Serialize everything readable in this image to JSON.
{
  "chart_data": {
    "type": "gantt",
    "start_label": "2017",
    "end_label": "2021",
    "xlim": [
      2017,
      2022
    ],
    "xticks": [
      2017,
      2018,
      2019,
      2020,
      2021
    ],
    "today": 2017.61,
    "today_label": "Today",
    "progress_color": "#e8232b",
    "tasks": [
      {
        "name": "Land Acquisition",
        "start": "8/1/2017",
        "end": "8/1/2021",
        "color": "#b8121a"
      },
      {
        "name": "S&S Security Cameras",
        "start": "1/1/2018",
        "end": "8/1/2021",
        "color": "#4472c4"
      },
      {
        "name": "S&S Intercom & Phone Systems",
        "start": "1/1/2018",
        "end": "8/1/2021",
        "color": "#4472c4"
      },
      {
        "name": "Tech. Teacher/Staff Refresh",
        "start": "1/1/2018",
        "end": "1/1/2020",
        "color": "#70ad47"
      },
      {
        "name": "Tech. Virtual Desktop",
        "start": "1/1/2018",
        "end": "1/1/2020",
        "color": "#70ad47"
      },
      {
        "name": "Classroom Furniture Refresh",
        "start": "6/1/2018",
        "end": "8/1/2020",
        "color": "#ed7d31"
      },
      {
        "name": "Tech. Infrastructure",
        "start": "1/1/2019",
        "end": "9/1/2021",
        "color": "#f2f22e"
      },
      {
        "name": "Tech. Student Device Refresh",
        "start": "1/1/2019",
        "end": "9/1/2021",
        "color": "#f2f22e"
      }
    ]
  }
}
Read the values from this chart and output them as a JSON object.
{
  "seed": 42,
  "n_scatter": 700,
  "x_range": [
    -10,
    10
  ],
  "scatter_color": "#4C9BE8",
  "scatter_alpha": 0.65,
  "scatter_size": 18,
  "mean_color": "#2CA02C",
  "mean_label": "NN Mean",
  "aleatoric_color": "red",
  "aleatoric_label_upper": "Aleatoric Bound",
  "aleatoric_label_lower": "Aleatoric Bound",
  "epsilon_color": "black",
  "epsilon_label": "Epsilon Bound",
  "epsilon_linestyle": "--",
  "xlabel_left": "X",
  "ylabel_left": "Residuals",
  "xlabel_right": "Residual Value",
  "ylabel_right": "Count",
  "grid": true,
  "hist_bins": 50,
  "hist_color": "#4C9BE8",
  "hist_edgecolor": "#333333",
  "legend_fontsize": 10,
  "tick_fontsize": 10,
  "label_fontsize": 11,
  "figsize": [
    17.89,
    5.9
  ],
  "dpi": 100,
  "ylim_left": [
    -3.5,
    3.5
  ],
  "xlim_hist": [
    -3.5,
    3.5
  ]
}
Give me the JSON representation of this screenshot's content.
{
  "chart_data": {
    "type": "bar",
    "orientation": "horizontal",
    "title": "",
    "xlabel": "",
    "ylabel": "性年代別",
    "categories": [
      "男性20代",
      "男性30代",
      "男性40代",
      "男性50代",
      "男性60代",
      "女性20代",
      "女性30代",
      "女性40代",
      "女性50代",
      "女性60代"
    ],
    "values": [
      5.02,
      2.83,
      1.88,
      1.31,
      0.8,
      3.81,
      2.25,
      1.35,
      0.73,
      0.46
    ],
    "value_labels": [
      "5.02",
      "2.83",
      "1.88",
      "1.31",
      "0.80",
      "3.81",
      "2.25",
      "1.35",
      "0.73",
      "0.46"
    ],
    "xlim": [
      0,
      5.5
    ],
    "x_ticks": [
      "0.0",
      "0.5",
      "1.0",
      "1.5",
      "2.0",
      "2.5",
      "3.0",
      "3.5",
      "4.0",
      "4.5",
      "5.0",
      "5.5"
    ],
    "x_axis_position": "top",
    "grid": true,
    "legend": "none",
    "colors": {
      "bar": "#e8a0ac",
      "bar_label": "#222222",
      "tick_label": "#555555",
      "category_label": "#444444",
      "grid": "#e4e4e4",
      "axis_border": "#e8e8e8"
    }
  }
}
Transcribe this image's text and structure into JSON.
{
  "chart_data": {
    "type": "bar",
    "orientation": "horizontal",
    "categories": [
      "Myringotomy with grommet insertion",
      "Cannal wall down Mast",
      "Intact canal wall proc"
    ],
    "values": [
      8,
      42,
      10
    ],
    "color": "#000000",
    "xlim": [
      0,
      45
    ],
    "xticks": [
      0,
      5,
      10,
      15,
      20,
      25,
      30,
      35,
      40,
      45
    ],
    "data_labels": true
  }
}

Objective:
Locate the word "this" in the data above. Copy every line carrying it.

Finished answer:
Serialize everything readable in this image to JSON.
Read the values from this chart and output them as a JSON object.
Give me the JSON representation of this screenshot's content.
Transcribe this image's text and structure into JSON.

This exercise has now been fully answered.